● **EXERCISE**
Count how many lines include "oder" and answer with that number only.

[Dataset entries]
┄┄┄┄┄┄┄┄┄┄

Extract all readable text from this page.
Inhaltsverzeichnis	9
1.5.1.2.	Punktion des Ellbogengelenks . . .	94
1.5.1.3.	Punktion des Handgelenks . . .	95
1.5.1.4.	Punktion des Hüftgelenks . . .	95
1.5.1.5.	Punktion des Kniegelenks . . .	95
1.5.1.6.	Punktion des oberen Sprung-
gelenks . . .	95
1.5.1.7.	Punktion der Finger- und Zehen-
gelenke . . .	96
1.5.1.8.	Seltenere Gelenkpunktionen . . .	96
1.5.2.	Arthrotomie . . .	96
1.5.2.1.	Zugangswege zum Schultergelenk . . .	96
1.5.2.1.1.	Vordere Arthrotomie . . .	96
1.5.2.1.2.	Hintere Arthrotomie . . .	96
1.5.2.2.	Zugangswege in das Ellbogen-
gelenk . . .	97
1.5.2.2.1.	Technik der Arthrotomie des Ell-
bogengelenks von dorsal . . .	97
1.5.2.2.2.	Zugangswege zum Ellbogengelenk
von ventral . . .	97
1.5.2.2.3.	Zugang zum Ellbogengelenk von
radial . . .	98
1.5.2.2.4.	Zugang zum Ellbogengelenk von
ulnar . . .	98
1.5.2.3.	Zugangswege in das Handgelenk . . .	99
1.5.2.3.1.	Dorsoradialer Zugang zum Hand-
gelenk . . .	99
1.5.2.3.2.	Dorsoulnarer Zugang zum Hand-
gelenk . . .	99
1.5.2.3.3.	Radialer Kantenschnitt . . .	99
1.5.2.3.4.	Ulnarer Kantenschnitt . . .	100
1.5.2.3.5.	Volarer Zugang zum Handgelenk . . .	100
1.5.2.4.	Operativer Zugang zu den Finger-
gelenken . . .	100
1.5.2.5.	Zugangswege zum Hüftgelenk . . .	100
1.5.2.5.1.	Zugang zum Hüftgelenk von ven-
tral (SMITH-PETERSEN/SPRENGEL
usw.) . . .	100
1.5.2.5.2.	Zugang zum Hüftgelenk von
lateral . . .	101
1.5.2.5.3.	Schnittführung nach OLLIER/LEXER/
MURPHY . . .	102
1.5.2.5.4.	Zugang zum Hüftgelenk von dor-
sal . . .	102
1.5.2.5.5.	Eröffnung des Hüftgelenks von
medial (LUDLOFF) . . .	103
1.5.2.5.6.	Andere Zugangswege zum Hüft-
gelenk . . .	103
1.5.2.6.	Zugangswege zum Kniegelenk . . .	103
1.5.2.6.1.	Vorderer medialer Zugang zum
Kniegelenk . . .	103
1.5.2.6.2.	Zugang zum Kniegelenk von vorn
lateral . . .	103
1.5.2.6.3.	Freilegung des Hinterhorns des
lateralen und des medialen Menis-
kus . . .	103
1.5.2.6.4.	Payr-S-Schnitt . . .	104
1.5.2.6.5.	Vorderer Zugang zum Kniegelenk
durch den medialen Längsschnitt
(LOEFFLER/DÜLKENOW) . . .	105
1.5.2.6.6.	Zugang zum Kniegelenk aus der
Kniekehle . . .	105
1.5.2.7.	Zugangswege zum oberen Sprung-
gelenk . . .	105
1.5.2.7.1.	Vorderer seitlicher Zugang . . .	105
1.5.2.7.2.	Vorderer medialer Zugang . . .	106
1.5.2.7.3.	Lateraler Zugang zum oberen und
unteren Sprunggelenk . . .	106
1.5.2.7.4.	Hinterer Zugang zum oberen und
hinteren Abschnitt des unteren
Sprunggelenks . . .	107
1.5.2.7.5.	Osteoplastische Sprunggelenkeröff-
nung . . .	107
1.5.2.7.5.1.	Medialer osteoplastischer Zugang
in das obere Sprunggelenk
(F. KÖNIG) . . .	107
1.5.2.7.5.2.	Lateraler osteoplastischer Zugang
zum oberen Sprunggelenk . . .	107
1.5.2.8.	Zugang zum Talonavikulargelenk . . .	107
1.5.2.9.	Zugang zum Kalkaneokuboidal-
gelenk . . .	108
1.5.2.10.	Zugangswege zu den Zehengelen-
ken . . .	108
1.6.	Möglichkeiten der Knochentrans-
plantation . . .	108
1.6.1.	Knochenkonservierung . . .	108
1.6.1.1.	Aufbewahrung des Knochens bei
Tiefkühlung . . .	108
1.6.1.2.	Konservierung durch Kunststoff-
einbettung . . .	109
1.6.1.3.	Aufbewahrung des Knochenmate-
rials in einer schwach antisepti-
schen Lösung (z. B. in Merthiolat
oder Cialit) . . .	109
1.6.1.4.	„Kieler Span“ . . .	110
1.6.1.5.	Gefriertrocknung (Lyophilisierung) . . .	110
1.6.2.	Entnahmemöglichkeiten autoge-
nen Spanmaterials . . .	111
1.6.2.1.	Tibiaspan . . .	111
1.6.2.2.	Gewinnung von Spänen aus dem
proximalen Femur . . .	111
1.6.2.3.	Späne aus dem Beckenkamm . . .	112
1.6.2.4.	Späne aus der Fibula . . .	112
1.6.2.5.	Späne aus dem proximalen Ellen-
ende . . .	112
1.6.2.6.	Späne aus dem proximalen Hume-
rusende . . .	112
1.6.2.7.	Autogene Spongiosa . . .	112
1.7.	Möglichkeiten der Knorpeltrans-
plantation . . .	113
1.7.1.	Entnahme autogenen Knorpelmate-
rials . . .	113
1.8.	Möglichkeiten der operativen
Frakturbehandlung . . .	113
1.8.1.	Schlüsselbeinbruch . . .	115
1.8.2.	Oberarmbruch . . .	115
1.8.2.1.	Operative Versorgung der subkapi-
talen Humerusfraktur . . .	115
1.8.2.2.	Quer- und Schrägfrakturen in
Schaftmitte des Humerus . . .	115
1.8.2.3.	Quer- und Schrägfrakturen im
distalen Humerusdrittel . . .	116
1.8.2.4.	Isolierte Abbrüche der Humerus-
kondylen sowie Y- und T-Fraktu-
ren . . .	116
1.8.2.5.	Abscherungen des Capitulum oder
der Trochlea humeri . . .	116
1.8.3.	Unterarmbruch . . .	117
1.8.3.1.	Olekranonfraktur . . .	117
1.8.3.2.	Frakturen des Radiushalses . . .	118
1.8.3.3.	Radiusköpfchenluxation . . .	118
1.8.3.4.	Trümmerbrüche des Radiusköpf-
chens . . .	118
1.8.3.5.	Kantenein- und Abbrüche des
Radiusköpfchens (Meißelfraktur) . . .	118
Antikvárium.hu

┄┄┄┄┄┄┄┄┄┄

● **EXERCISE SOLUTION**
2